- **GIVEN TASK**
Output every line below exactly.

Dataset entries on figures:
☆ ☆ ☆ ☆ ☆

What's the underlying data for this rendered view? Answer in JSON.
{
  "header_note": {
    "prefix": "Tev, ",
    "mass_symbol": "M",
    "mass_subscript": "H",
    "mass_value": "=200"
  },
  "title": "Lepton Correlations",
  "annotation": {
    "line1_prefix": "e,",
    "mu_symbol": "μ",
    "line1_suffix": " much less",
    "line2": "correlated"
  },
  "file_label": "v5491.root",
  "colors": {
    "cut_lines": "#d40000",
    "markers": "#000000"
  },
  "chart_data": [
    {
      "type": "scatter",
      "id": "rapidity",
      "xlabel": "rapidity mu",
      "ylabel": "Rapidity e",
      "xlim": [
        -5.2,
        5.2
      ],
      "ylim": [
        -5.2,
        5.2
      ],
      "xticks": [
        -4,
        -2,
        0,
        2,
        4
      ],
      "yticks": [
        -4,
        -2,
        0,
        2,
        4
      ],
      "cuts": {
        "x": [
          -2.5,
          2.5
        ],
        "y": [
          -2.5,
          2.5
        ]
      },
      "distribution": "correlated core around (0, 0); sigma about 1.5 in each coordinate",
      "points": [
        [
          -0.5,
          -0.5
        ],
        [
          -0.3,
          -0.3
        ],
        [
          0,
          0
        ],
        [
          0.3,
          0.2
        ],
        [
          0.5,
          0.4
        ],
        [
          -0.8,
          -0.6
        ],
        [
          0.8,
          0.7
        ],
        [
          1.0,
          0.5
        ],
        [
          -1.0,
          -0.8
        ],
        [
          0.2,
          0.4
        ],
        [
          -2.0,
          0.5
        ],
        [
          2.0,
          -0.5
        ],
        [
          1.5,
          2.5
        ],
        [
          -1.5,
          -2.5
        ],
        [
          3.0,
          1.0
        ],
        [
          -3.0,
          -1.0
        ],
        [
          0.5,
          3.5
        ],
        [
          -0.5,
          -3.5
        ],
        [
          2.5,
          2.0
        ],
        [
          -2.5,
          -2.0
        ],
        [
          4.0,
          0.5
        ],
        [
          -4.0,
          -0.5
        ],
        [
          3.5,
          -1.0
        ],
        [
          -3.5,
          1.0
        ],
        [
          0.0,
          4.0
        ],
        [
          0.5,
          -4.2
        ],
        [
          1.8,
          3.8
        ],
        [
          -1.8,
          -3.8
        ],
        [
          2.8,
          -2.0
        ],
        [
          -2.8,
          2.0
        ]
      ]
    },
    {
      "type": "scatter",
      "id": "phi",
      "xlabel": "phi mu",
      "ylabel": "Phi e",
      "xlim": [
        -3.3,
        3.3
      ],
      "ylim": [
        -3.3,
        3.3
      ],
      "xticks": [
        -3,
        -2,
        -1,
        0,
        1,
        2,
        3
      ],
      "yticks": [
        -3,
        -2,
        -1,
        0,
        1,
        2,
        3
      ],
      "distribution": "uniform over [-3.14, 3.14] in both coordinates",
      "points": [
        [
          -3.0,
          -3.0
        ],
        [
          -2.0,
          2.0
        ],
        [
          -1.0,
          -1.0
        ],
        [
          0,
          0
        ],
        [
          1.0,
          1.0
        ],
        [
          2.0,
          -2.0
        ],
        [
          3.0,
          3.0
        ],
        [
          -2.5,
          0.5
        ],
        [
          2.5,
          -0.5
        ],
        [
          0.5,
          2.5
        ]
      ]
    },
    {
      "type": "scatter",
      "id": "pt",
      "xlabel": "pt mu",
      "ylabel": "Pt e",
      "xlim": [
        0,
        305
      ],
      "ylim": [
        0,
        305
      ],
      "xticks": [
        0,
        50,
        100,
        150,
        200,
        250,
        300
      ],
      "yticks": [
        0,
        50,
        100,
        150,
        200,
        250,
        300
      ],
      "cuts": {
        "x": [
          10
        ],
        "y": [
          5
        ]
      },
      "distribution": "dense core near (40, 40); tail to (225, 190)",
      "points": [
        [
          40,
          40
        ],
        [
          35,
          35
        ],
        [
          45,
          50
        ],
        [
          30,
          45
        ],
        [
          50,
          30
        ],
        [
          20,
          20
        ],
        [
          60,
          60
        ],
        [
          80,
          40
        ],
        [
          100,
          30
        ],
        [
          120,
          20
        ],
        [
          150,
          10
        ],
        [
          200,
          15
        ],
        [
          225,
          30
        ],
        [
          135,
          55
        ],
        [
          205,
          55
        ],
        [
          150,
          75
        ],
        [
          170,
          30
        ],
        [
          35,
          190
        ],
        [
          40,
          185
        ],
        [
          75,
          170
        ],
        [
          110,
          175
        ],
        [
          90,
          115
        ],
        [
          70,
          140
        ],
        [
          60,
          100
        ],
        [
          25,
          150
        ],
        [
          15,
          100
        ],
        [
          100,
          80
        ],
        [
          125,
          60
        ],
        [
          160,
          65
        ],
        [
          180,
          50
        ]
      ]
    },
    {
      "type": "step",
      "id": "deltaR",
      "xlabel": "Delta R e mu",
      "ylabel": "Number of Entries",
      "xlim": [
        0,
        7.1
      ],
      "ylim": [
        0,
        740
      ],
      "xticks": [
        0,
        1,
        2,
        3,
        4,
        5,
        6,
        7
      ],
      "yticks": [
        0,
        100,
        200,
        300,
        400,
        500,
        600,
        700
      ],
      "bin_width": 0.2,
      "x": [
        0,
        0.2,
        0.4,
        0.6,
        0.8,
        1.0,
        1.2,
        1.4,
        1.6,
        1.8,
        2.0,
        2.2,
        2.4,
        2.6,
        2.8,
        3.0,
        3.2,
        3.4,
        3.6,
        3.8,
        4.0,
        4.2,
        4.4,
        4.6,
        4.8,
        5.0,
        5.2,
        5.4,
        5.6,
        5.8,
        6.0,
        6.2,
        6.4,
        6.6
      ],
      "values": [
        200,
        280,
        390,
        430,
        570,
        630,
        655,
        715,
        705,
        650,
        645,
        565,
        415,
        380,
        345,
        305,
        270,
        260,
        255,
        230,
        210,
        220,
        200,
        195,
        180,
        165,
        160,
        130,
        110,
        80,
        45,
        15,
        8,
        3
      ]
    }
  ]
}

☆ ☆ ☆ ☆ ☆

- **FINISHED EXERCISE**
What's the underlying data for this rendered view? Answer in JSON.
{
  "header_note": {
    "prefix": "Tev, ",
    "mass_symbol": "M",
    "mass_subscript": "H",
    "mass_value": "=200"
  },
  "title": "Lepton Correlations",
  "annotation": {
    "line1_prefix": "e,",
    "mu_symbol": "μ",
    "line1_suffix": " much less",
    "line2": "correlated"
  },
  "file_label": "v5491.root",
  "colors": {
    "cut_lines": "#d40000",
    "markers": "#000000"
  },
  "chart_data": [
    {
      "type": "scatter",
      "id": "rapidity",
      "xlabel": "rapidity mu",
      "ylabel": "Rapidity e",
      "xlim": [
        -5.2,
        5.2
      ],
      "ylim": [
        -5.2,
        5.2
      ],
      "xticks": [
        -4,
        -2,
        0,
        2,
        4
      ],
      "yticks": [
        -4,
        -2,
        0,
        2,
        4
      ],
      "cuts": {
        "x": [
          -2.5,
          2.5
        ],
        "y": [
          -2.5,
          2.5
        ]
      },
      "distribution": "correlated core around (0, 0); sigma about 1.5 in each coordinate",
      "points": [
        [
          -0.5,
          -0.5
        ],
        [
          -0.3,
          -0.3
        ],
        [
          0,
          0
        ],
        [
          0.3,
          0.2
        ],
        [
          0.5,
          0.4
        ],
        [
          -0.8,
          -0.6
        ],
        [
          0.8,
          0.7
        ],
        [
          1.0,
          0.5
        ],
        [
          -1.0,
          -0.8
        ],
        [
          0.2,
          0.4
        ],
        [
          -2.0,
          0.5
        ],
        [
          2.0,
          -0.5
        ],
        [
          1.5,
          2.5
        ],
        [
          -1.5,
          -2.5
        ],
        [
          3.0,
          1.0
        ],
        [
          -3.0,
          -1.0
        ],
        [
          0.5,
          3.5
        ],
        [
          -0.5,
          -3.5
        ],
        [
          2.5,
          2.0
        ],
        [
          -2.5,
          -2.0
        ],
        [
          4.0,
          0.5
        ],
        [
          -4.0,
          -0.5
        ],
        [
          3.5,
          -1.0
        ],
        [
          -3.5,
          1.0
        ],
        [
          0.0,
          4.0
        ],
        [
          0.5,
          -4.2
        ],
        [
          1.8,
          3.8
        ],
        [
          -1.8,
          -3.8
        ],
        [
          2.8,
          -2.0
        ],
        [
          -2.8,
          2.0
        ]
      ]
    },
    {
      "type": "scatter",
      "id": "phi",
      "xlabel": "phi mu",
      "ylabel": "Phi e",
      "xlim": [
        -3.3,
        3.3
      ],
      "ylim": [
        -3.3,
        3.3
      ],
      "xticks": [
        -3,
        -2,
        -1,
        0,
        1,
        2,
        3
      ],
      "yticks": [
        -3,
        -2,
        -1,
        0,
        1,
        2,
        3
      ],
      "distribution": "uniform over [-3.14, 3.14] in both coordinates",
      "points": [
        [
          -3.0,
          -3.0
        ],
        [
          -2.0,
          2.0
        ],
        [
          -1.0,
          -1.0
        ],
        [
          0,
          0
        ],
        [
          1.0,
          1.0
        ],
        [
          2.0,
          -2.0
        ],
        [
          3.0,
          3.0
        ],
        [
          -2.5,
          0.5
        ],
        [
          2.5,
          -0.5
        ],
        [
          0.5,
          2.5
        ]
      ]
    },
    {
      "type": "scatter",
      "id": "pt",
      "xlabel": "pt mu",
      "ylabel": "Pt e",
      "xlim": [
        0,
        305
      ],
      "ylim": [
        0,
        305
      ],
      "xticks": [
        0,
        50,
        100,
        150,
        200,
        250,
        300
      ],
      "yticks": [
        0,
        50,
        100,
        150,
        200,
        250,
        300
      ],
      "cuts": {
        "x": [
          10
        ],
        "y": [
          5
        ]
      },
      "distribution": "dense core near (40, 40); tail to (225, 190)",
      "points": [
        [
          40,
          40
        ],
        [
          35,
          35
        ],
        [
          45,
          50
        ],
        [
          30,
          45
        ],
        [
          50,
          30
        ],
        [
          20,
          20
        ],
        [
          60,
          60
        ],
        [
          80,
          40
        ],
        [
          100,
          30
        ],
        [
          120,
          20
        ],
        [
          150,
          10
        ],
        [
          200,
          15
        ],
        [
          225,
          30
        ],
        [
          135,
          55
        ],
        [
          205,
          55
        ],
        [
          150,
          75
        ],
        [
          170,
          30
        ],
        [
          35,
          190
        ],
        [
          40,
          185
        ],
        [
          75,
          170
        ],
        [
          110,
          175
        ],
        [
          90,
          115
        ],
        [
          70,
          140
        ],
        [
          60,
          100
        ],
        [
          25,
          150
        ],
        [
          15,
          100
        ],
        [
          100,
          80
        ],
        [
          125,
          60
        ],
        [
          160,
          65
        ],
        [
          180,
          50
        ]
      ]
    },
    {
      "type": "step",
      "id": "deltaR",
      "xlabel": "Delta R e mu",
      "ylabel": "Number of Entries",
      "xlim": [
        0,
        7.1
      ],
      "ylim": [
        0,
        740
      ],
      "xticks": [
        0,
        1,
        2,
        3,
        4,
        5,
        6,
        7
      ],
      "yticks": [
        0,
        100,
        200,
        300,
        400,
        500,
        600,
        700
      ],
      "bin_width": 0.2,
      "x": [
        0,
        0.2,
        0.4,
        0.6,
        0.8,
        1.0,
        1.2,
        1.4,
        1.6,
        1.8,
        2.0,
        2.2,
        2.4,
        2.6,
        2.8,
        3.0,
        3.2,
        3.4,
        3.6,
        3.8,
        4.0,
        4.2,
        4.4,
        4.6,
        4.8,
        5.0,
        5.2,
        5.4,
        5.6,
        5.8,
        6.0,
        6.2,
        6.4,
        6.6
      ],
      "values": [
        200,
        280,
        390,
        430,
        570,
        630,
        655,
        715,
        705,
        650,
        645,
        565,
        415,
        380,
        345,
        305,
        270,
        260,
        255,
        230,
        210,
        220,
        200,
        195,
        180,
        165,
        160,
        130,
        110,
        80,
        45,
        15,
        8,
        3
      ]
    }
  ]
}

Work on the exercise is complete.